*** DATA IN THIS EXERCISE ***

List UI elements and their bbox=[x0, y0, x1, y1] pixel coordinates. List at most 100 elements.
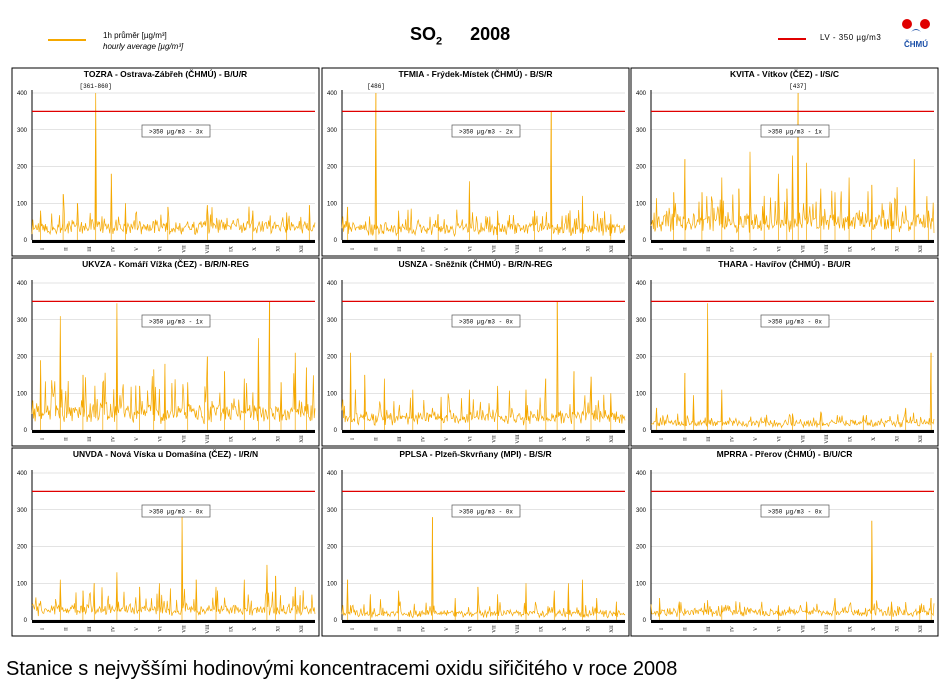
month-tick-label: V bbox=[134, 247, 140, 251]
y-tick-label: 100 bbox=[636, 201, 647, 207]
month-tick-label: IV bbox=[730, 436, 736, 442]
station-chart: TOZRA - Ostrava-Zábřeh (ČHMÚ) - B/U/R 0 10… bbox=[11, 67, 320, 257]
station-title: THARA - Havířov (ČHMÚ) - B/U/R bbox=[718, 258, 850, 269]
y-tick-label: 400 bbox=[327, 91, 338, 97]
month-tick-label: VII bbox=[491, 245, 497, 253]
hourly-series-line bbox=[341, 92, 626, 240]
y-tick-label: 100 bbox=[17, 201, 28, 207]
y-tick-label: 200 bbox=[327, 165, 338, 171]
y-tick-label: 400 bbox=[636, 281, 647, 287]
x-axis bbox=[651, 430, 934, 433]
exceedance-label: >350 µg/m3 - 0x bbox=[149, 509, 203, 516]
station-title: KVITA - Vítkov (ČEZ) - I/S/C bbox=[730, 68, 839, 79]
month-tick-label: XII bbox=[918, 435, 924, 443]
hourly-series-line bbox=[650, 520, 935, 620]
y-tick-label: 200 bbox=[17, 545, 28, 551]
x-axis bbox=[651, 240, 934, 243]
station-title: TOZRA - Ostrava-Zábřeh (ČHMÚ) - B/U/R bbox=[84, 68, 247, 79]
station-chart: USNZA - Sněžník (ČHMÚ) - B/R/N-REG 0 100 20… bbox=[321, 257, 630, 447]
max-value-label: [486] bbox=[367, 83, 385, 90]
month-tick-label: XII bbox=[299, 435, 305, 443]
month-tick-label: II bbox=[63, 627, 69, 631]
exceedance-box bbox=[760, 124, 830, 138]
y-tick-label: 400 bbox=[636, 471, 647, 477]
month-tick-label: II bbox=[682, 437, 688, 441]
x-axis bbox=[651, 620, 934, 623]
month-tick-label: IX bbox=[228, 246, 234, 252]
month-tick-label: I bbox=[350, 248, 356, 250]
month-tick-label: XII bbox=[918, 625, 924, 633]
y-tick-label: 0 bbox=[24, 618, 28, 624]
month-tick-label: VIII bbox=[515, 624, 521, 634]
station-chart: UKVZA - Komáří Vížka (ČEZ) - B/R/N-REG 0 1… bbox=[11, 257, 320, 447]
hourly-series-line bbox=[341, 301, 626, 430]
station-chart: KVITA - Vítkov (ČEZ) - I/S/C 0 100 200 300 40… bbox=[630, 67, 939, 257]
month-tick-label: XI bbox=[895, 626, 901, 632]
month-tick-label: X bbox=[871, 247, 877, 251]
month-tick-label: X bbox=[562, 627, 568, 631]
month-tick-label: VIII bbox=[205, 434, 211, 444]
month-tick-label: VII bbox=[800, 435, 806, 443]
month-tick-label: XII bbox=[609, 625, 615, 633]
month-tick-label: VII bbox=[491, 625, 497, 633]
y-tick-label: 400 bbox=[17, 91, 28, 97]
chart-frame bbox=[630, 447, 939, 637]
y-tick-label: 400 bbox=[327, 281, 338, 287]
station-title: MPRRA - Přerov (ČHMÚ) - B/U/CR bbox=[717, 448, 853, 459]
month-tick-label: V bbox=[753, 247, 759, 251]
month-tick-label: IV bbox=[421, 436, 427, 442]
title-year: 2008 bbox=[470, 24, 511, 44]
month-tick-label: IX bbox=[228, 626, 234, 632]
y-tick-label: 0 bbox=[334, 428, 338, 434]
month-tick-label: XII bbox=[609, 435, 615, 443]
x-axis bbox=[32, 430, 315, 433]
y-tick-label: 200 bbox=[17, 355, 28, 361]
exceedance-box bbox=[451, 124, 521, 138]
month-tick-label: II bbox=[373, 247, 379, 251]
month-tick-label: XI bbox=[895, 436, 901, 442]
month-tick-label: IV bbox=[730, 626, 736, 632]
chart-frame bbox=[321, 257, 630, 447]
exceedance-box bbox=[451, 314, 521, 328]
exceedance-box bbox=[141, 124, 211, 138]
month-tick-label: V bbox=[753, 437, 759, 441]
y-tick-label: 100 bbox=[636, 581, 647, 587]
month-tick-label: VII bbox=[181, 625, 187, 633]
chart-frame bbox=[321, 447, 630, 637]
month-tick-label: XI bbox=[586, 436, 592, 442]
month-tick-label: VIII bbox=[205, 244, 211, 254]
month-tick-label: VIII bbox=[824, 244, 830, 254]
month-tick-label: I bbox=[659, 628, 665, 630]
y-tick-label: 0 bbox=[334, 238, 338, 244]
month-tick-label: VI bbox=[158, 246, 164, 252]
month-tick-label: X bbox=[562, 247, 568, 251]
station-title: UNVDA - Nová Víska u Domašína (ČEZ) - I/… bbox=[73, 448, 258, 459]
chmu-logo-icon: ČHMÚ bbox=[902, 19, 930, 49]
y-tick-label: 400 bbox=[17, 471, 28, 477]
month-tick-label: VIII bbox=[205, 624, 211, 634]
station-chart: UNVDA - Nová Víska u Domašína (ČEZ) - I/… bbox=[11, 447, 320, 637]
month-tick-label: I bbox=[40, 628, 46, 630]
y-tick-label: 400 bbox=[17, 281, 28, 287]
exceedance-label: >350 µg/m3 - 0x bbox=[768, 509, 822, 516]
month-tick-label: I bbox=[659, 248, 665, 250]
exceedance-label: >350 µg/m3 - 3x bbox=[149, 129, 203, 136]
y-tick-label: 0 bbox=[643, 618, 647, 624]
month-tick-label: II bbox=[63, 247, 69, 251]
month-tick-label: IV bbox=[111, 626, 117, 632]
month-tick-label: II bbox=[373, 437, 379, 441]
hourly-series-line bbox=[31, 92, 316, 240]
y-tick-label: 0 bbox=[24, 428, 28, 434]
month-tick-label: XI bbox=[276, 436, 282, 442]
station-chart: PPLSA - Plzeň-Skvrňany (MPI) - B/S/R 0 100… bbox=[321, 447, 630, 637]
month-tick-label: III bbox=[397, 246, 403, 252]
month-tick-label: X bbox=[562, 437, 568, 441]
month-tick-label: V bbox=[134, 627, 140, 631]
month-tick-label: VI bbox=[468, 246, 474, 252]
month-tick-label: III bbox=[87, 626, 93, 632]
y-tick-label: 300 bbox=[17, 508, 28, 514]
chart-title: SO2 2008 bbox=[410, 24, 510, 48]
y-tick-label: 0 bbox=[643, 238, 647, 244]
y-tick-label: 300 bbox=[636, 508, 647, 514]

***

**THE REQUEST:** Begin at the line of the records that has "month-tick-label: V bbox=[134, 247, 140, 251]" and stop after the line that has "y-tick-label: 200 bbox=[327, 165, 338, 171]". Write those lines out again with "station-title" renamed to "station-name", leaving everything else as it stands.

**OUTPUT OF THE EXERCISE:**
month-tick-label: V bbox=[134, 247, 140, 251]
y-tick-label: 100 bbox=[636, 201, 647, 207]
month-tick-label: IV bbox=[730, 436, 736, 442]
station-chart: TOZRA - Ostrava-Zábřeh (ČHMÚ) - B/U/R 0 10… bbox=[11, 67, 320, 257]
station-name: THARA - Havířov (ČHMÚ) - B/U/R bbox=[718, 258, 850, 269]
y-tick-label: 400 bbox=[327, 91, 338, 97]
month-tick-label: VII bbox=[491, 245, 497, 253]
hourly-series-line bbox=[341, 92, 626, 240]
y-tick-label: 100 bbox=[17, 201, 28, 207]
y-tick-label: 200 bbox=[327, 165, 338, 171]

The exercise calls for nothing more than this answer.